■ INFORMATION GIVEN
***
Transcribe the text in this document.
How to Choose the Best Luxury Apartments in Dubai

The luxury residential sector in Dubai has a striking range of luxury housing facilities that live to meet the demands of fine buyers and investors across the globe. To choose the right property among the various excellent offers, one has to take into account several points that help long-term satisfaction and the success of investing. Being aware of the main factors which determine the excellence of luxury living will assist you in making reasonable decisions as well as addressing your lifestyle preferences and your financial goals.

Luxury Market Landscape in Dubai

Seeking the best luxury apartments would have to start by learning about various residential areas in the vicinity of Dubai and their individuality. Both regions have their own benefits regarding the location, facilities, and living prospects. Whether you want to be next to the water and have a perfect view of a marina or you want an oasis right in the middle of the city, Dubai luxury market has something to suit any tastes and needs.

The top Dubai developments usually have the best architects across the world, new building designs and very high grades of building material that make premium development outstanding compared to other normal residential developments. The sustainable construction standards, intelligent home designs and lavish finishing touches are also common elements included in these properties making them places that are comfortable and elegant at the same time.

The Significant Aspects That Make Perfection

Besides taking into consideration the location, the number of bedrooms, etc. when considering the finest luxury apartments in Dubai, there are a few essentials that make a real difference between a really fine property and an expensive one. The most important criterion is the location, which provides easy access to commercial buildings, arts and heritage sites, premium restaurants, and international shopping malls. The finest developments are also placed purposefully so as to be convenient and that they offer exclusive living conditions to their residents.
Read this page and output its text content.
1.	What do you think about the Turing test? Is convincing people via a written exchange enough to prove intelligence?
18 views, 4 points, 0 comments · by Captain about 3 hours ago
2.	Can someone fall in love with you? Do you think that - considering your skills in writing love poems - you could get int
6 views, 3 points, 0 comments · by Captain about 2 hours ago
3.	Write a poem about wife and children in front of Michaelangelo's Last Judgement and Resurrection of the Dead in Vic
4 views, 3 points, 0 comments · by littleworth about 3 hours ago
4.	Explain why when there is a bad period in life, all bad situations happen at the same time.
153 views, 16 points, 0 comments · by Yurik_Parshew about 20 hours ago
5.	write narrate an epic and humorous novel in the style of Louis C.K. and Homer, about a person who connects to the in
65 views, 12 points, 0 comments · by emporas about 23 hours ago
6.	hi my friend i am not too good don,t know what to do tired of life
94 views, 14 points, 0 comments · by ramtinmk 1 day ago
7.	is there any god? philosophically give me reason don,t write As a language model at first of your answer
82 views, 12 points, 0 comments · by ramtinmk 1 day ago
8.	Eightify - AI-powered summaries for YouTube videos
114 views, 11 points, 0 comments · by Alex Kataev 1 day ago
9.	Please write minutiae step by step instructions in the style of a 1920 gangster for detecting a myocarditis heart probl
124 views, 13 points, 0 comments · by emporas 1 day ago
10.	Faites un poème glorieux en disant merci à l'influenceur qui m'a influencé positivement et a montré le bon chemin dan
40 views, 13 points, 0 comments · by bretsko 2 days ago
***
■ EXERCISE AIM
Make an exact copy of every entry.

■ FULL ANSWER
Transcribe the text in this document.
How to Choose the Best Luxury Apartments in Dubai

The luxury residential sector in Dubai has a striking range of luxury housing facilities that live to meet the demands of fine buyers and investors across the globe. To choose the right property among the various excellent offers, one has to take into account several points that help long-term satisfaction and the success of investing. Being aware of the main factors which determine the excellence of luxury living will assist you in making reasonable decisions as well as addressing your lifestyle preferences and your financial goals.

Luxury Market Landscape in Dubai

Seeking the best luxury apartments would have to start by learning about various residential areas in the vicinity of Dubai and their individuality. Both regions have their own benefits regarding the location, facilities, and living prospects. Whether you want to be next to the water and have a perfect view of a marina or you want an oasis right in the middle of the city, Dubai luxury market has something to suit any tastes and needs.

The top Dubai developments usually have the best architects across the world, new building designs and very high grades of building material that make premium development outstanding compared to other normal residential developments. The sustainable construction standards, intelligent home designs and lavish finishing touches are also common elements included in these properties making them places that are comfortable and elegant at the same time.

The Significant Aspects That Make Perfection

Besides taking into consideration the location, the number of bedrooms, etc. when considering the finest luxury apartments in Dubai, there are a few essentials that make a real difference between a really fine property and an expensive one. The most important criterion is the location, which provides easy access to commercial buildings, arts and heritage sites, premium restaurants, and international shopping malls. The finest developments are also placed purposefully so as to be convenient and that they offer exclusive living conditions to their residents.
Read this page and output its text content.
1.	What do you think about the Turing test? Is convincing people via a written exchange enough to prove intelligence?
18 views, 4 points, 0 comments · by Captain about 3 hours ago
2.	Can someone fall in love with you? Do you think that - considering your skills in writing love poems - you could get int
6 views, 3 points, 0 comments · by Captain about 2 hours ago
3.	Write a poem about wife and children in front of Michaelangelo's Last Judgement and Resurrection of the Dead in Vic
4 views, 3 points, 0 comments · by littleworth about 3 hours ago
4.	Explain why when there is a bad period in life, all bad situations happen at the same time.
153 views, 16 points, 0 comments · by Yurik_Parshew about 20 hours ago
5.	write narrate an epic and humorous novel in the style of Louis C.K. and Homer, about a person who connects to the in
65 views, 12 points, 0 comments · by emporas about 23 hours ago
6.	hi my friend i am not too good don,t know what to do tired of life
94 views, 14 points, 0 comments · by ramtinmk 1 day ago
7.	is there any god? philosophically give me reason don,t write As a language model at first of your answer
82 views, 12 points, 0 comments · by ramtinmk 1 day ago
8.	Eightify - AI-powered summaries for YouTube videos
114 views, 11 points, 0 comments · by Alex Kataev 1 day ago
9.	Please write minutiae step by step instructions in the style of a 1920 gangster for detecting a myocarditis heart probl
124 views, 13 points, 0 comments · by emporas 1 day ago
10.	Faites un poème glorieux en disant merci à l'influenceur qui m'a influencé positivement et a montré le bon chemin dan
40 views, 13 points, 0 comments · by bretsko 2 days ago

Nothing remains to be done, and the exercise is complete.